Pictures do not belong in the copy; transcribe everything else in the records exactly.

################

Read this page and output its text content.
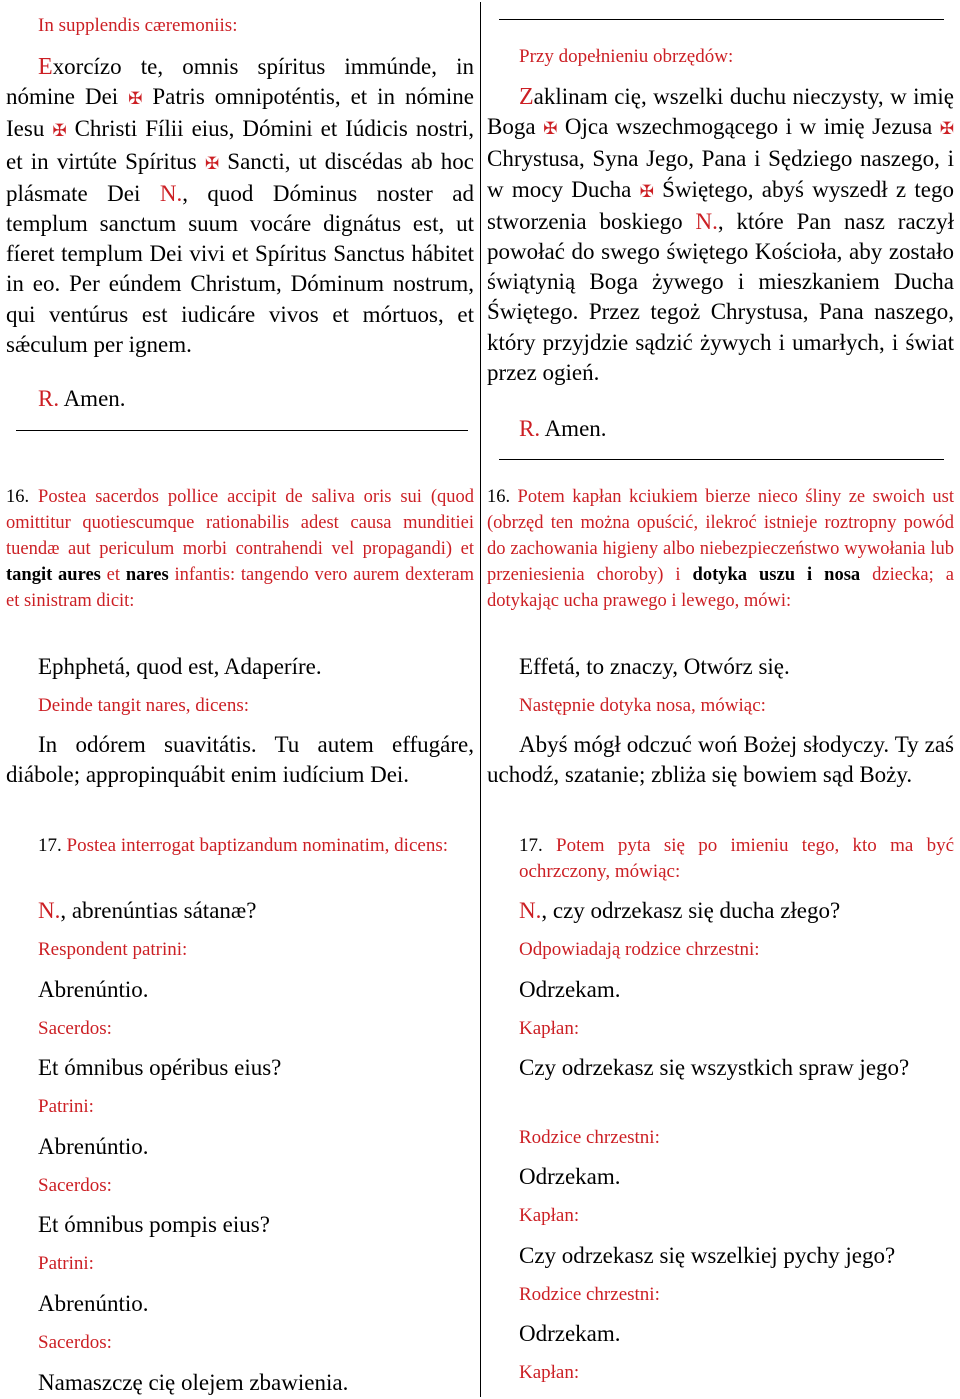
In supplendis cæremoniis:

Exorcízo te, omnis spíritus immúnde, in nómine Dei ✠ Patris omnipoténtis, et in nómine Iesu ✠ Christi Fílii eius, Dómini et Iúdicis nostri, et in virtúte Spíritus ✠ Sancti, ut discédas ab hoc plásmate Dei N., quod Dóminus noster ad templum sanctum suum vocáre dignátus est, ut fíeret templum Dei vivi et Spíritus Sanctus hábitet in eo. Per eúndem Christum, Dóminum nostrum, qui ventúrus est iudicáre vivos et mórtuos, et sǽculum per ignem.

R. Amen.

16. Postea sacerdos pollice accipit de saliva oris sui (quod omittitur quotiescumque rationabilis adest causa munditiei tuendæ aut periculum morbi contrahendi vel propagandi) et tangit aures et nares infantis: tangendo vero aurem dexteram et sinistram dicit:

Ephphetá, quod est, Adaperíre.
Deinde tangit nares, dicens:

In odórem suavitátis. Tu autem effugáre, diábole; appropinquábit enim iudícium Dei.

17. Postea interrogat baptizandum nominatim, dicens:

N., abrenúntias sátanæ?
Respondent patrini:
Abrenúntio.
Sacerdos:
Et ómnibus opéribus eius?
Patrini:
Abrenúntio.
Sacerdos:
Et ómnibus pompis eius?
Patrini:
Abrenúntio.
Sacerdos:
Namaszczę cię olejem zbawienia.
Przy dopełnieniu obrzędów:

Zaklinam cię, wszelki duchu nieczysty, w imię Boga ✠ Ojca wszechmogącego i w imię Jezusa ✠ Chrystusa, Syna Jego, Pana i Sędziego naszego, i w mocy Ducha ✠ Świętego, abyś wyszedł z tego stworzenia boskiego N., które Pan nasz raczył powołać do swego świętego Kościoła, aby zostało świątynią Boga żywego i mieszkaniem Ducha Świętego. Przez tegoż Chrystusa, Pana naszego, który przyjdzie sądzić żywych i umarłych, i świat przez ogień.

R. Amen.

16. Potem kapłan kciukiem bierze nieco śliny ze swoich ust (obrzęd ten można opuścić, ilekroć istnieje roztropny powód do zachowania higieny albo niebezpieczeństwo wywołania lub przeniesienia choroby) i dotyka uszu i nosa dziecka; a dotykając ucha prawego i lewego, mówi:

Effetá, to znaczy, Otwórz się.
Następnie dotyka nosa, mówiąc:

Abyś mógł odczuć woń Bożej słodyczy. Ty zaś uchodź, szatanie; zbliża się bowiem sąd Boży.

17. Potem pyta się po imieniu tego, kto ma być ochrzczony, mówiąc:

N., czy odrzekasz się ducha złego?
Odpowiadają rodzice chrzestni:
Odrzekam.
Kapłan:

Czy odrzekasz się wszystkich spraw jego?

Rodzice chrzestni:
Odrzekam.
Kapłan:
Czy odrzekasz się wszelkiej pychy jego?
Rodzice chrzestni:
Odrzekam.
Kapłan:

################

* _SOLVED EXERCISE_:
Read this page and output its text content.
In supplendis cæremoniis:

Exorcízo te, omnis spíritus immúnde, in nómine Dei ✠ Patris omnipoténtis, et in nómine Iesu ✠ Christi Fílii eius, Dómini et Iúdicis nostri, et in virtúte Spíritus ✠ Sancti, ut discédas ab hoc plásmate Dei N., quod Dóminus noster ad templum sanctum suum vocáre dignátus est, ut fíeret templum Dei vivi et Spíritus Sanctus hábitet in eo. Per eúndem Christum, Dóminum nostrum, qui ventúrus est iudicáre vivos et mórtuos, et sǽculum per ignem.

R. Amen.

16. Postea sacerdos pollice accipit de saliva oris sui (quod omittitur quotiescumque rationabilis adest causa munditiei tuendæ aut periculum morbi contrahendi vel propagandi) et tangit aures et nares infantis: tangendo vero aurem dexteram et sinistram dicit:

Ephphetá, quod est, Adaperíre.
Deinde tangit nares, dicens:

In odórem suavitátis. Tu autem effugáre, diábole; appropinquábit enim iudícium Dei.

17. Postea interrogat baptizandum nominatim, dicens:

N., abrenúntias sátanæ?
Respondent patrini:
Abrenúntio.
Sacerdos:
Et ómnibus opéribus eius?
Patrini:
Abrenúntio.
Sacerdos:
Et ómnibus pompis eius?
Patrini:
Abrenúntio.
Sacerdos:
Namaszczę cię olejem zbawienia.
Przy dopełnieniu obrzędów:

Zaklinam cię, wszelki duchu nieczysty, w imię Boga ✠ Ojca wszechmogącego i w imię Jezusa ✠ Chrystusa, Syna Jego, Pana i Sędziego naszego, i w mocy Ducha ✠ Świętego, abyś wyszedł z tego stworzenia boskiego N., które Pan nasz raczył powołać do swego świętego Kościoła, aby zostało świątynią Boga żywego i mieszkaniem Ducha Świętego. Przez tegoż Chrystusa, Pana naszego, który przyjdzie sądzić żywych i umarłych, i świat przez ogień.

R. Amen.

16. Potem kapłan kciukiem bierze nieco śliny ze swoich ust (obrzęd ten można opuścić, ilekroć istnieje roztropny powód do zachowania higieny albo niebezpieczeństwo wywołania lub przeniesienia choroby) i dotyka uszu i nosa dziecka; a dotykając ucha prawego i lewego, mówi:

Effetá, to znaczy, Otwórz się.
Następnie dotyka nosa, mówiąc:

Abyś mógł odczuć woń Bożej słodyczy. Ty zaś uchodź, szatanie; zbliża się bowiem sąd Boży.

17. Potem pyta się po imieniu tego, kto ma być ochrzczony, mówiąc:

N., czy odrzekasz się ducha złego?
Odpowiadają rodzice chrzestni:
Odrzekam.
Kapłan:

Czy odrzekasz się wszystkich spraw jego?

Rodzice chrzestni:
Odrzekam.
Kapłan:
Czy odrzekasz się wszelkiej pychy jego?
Rodzice chrzestni:
Odrzekam.
Kapłan:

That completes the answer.